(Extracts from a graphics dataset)

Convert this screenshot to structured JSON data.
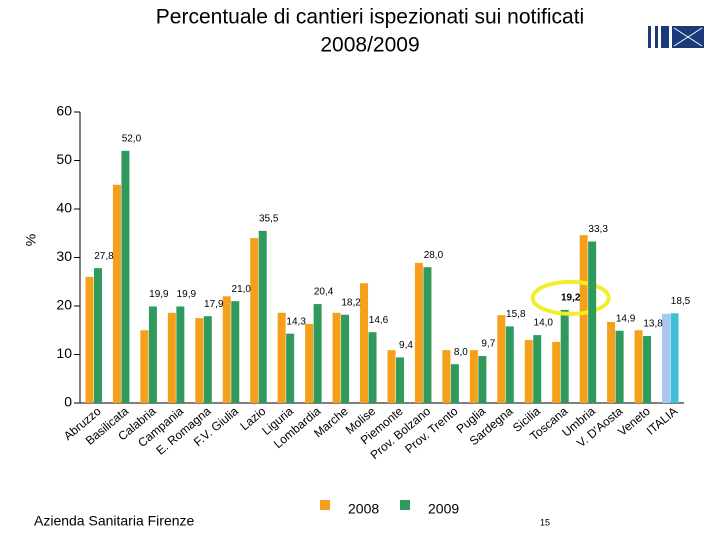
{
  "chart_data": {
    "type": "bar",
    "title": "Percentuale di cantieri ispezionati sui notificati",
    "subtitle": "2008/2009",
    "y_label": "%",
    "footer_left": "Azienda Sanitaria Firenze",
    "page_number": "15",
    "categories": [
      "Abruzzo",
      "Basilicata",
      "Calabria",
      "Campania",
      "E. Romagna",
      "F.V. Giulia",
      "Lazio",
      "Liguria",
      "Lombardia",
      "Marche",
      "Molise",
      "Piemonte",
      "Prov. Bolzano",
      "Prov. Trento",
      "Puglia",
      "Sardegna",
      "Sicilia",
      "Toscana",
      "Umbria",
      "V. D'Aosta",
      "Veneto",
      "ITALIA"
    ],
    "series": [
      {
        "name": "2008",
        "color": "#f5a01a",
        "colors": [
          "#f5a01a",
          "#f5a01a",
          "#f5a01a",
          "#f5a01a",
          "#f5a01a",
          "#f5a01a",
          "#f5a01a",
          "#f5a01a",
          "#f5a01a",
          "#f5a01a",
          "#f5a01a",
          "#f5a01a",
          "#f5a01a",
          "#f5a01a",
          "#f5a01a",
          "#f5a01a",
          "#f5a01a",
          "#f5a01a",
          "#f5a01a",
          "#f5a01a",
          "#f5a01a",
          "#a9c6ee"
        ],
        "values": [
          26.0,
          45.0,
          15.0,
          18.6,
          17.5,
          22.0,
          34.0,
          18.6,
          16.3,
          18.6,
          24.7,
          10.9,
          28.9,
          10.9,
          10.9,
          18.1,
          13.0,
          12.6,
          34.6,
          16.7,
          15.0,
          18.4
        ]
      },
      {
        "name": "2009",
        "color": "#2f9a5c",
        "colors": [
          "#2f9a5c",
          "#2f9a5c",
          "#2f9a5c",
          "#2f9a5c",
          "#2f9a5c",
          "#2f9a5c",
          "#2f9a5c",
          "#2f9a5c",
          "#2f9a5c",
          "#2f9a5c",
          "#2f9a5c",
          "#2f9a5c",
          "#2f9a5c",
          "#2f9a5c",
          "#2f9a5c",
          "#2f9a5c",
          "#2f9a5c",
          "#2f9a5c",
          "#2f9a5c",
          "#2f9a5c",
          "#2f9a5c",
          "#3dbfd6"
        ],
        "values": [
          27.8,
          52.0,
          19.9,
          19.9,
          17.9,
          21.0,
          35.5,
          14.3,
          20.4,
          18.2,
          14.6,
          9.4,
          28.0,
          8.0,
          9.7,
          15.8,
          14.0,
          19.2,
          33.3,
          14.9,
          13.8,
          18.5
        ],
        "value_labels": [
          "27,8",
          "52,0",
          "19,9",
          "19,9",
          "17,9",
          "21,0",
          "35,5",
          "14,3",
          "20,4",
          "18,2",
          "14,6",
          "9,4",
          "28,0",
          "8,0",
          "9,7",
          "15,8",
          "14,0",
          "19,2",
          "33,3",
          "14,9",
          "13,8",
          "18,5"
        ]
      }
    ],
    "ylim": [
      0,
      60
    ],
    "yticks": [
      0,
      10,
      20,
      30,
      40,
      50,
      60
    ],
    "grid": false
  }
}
==
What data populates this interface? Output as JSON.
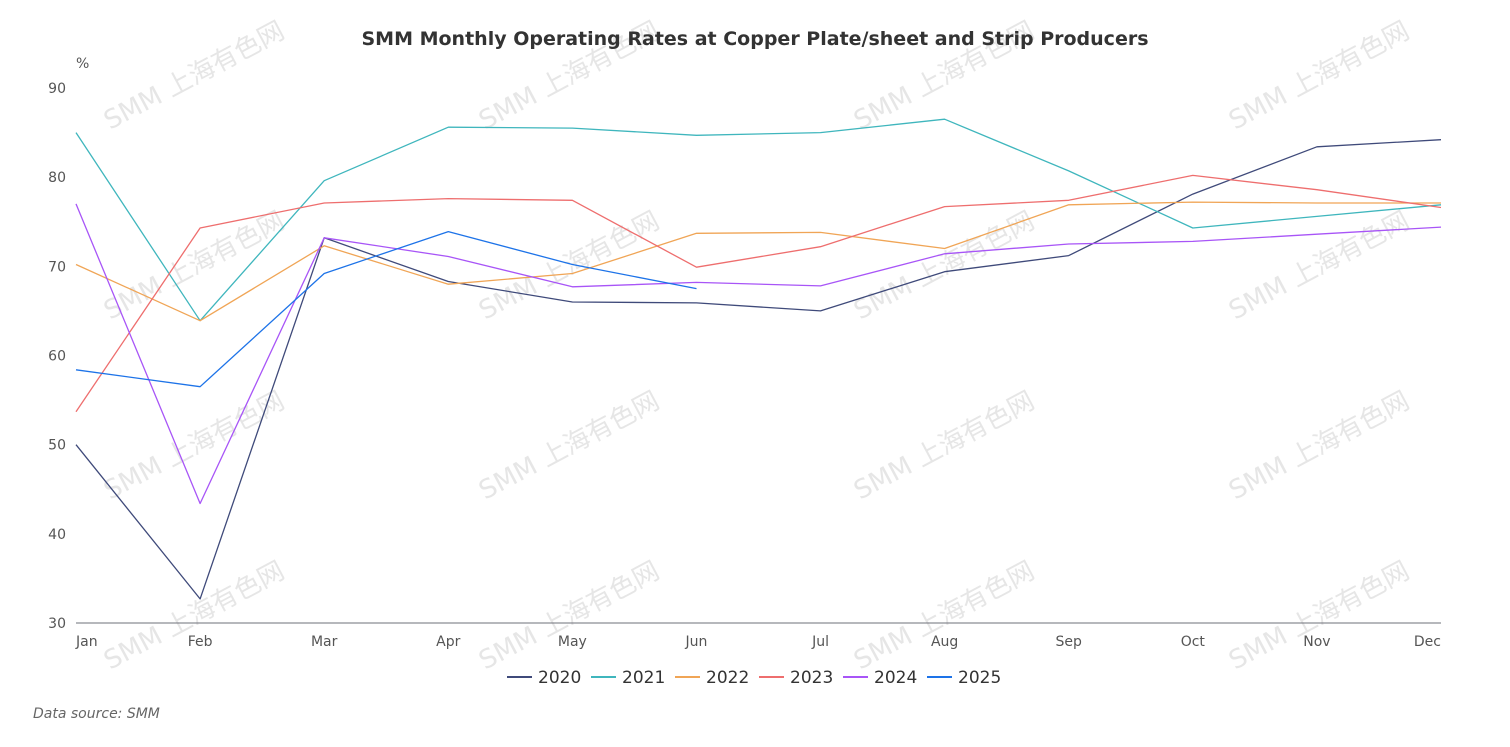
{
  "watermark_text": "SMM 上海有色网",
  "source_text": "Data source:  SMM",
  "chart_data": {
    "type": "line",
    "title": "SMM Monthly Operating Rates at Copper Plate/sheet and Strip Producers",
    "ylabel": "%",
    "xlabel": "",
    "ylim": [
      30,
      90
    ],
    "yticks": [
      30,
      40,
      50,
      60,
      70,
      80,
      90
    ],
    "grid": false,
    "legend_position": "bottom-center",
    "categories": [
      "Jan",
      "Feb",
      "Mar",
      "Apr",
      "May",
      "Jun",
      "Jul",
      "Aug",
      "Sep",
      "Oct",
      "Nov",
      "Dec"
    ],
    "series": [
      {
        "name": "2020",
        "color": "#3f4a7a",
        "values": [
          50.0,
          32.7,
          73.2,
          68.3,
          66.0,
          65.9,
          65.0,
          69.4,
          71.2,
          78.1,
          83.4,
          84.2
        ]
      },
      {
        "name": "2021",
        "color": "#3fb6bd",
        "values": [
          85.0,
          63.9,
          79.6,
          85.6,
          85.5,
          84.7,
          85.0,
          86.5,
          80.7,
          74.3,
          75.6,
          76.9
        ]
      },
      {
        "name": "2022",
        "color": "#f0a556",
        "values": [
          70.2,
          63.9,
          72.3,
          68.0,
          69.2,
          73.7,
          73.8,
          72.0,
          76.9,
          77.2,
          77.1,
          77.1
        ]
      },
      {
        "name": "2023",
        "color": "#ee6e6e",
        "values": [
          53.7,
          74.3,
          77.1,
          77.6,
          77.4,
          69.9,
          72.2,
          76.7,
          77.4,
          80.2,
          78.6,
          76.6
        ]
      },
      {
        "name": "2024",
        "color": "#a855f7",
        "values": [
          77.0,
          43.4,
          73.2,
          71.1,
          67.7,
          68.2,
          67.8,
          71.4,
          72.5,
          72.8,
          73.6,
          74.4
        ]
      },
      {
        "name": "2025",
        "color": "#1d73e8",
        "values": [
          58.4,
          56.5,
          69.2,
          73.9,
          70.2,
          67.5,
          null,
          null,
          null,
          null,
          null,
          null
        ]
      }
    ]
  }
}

Short exercise:
Where a line above includes "this", copy that line.

Response to the task:
Convert this screenshot to structured JSON data.
What data populates this interface? Output as JSON.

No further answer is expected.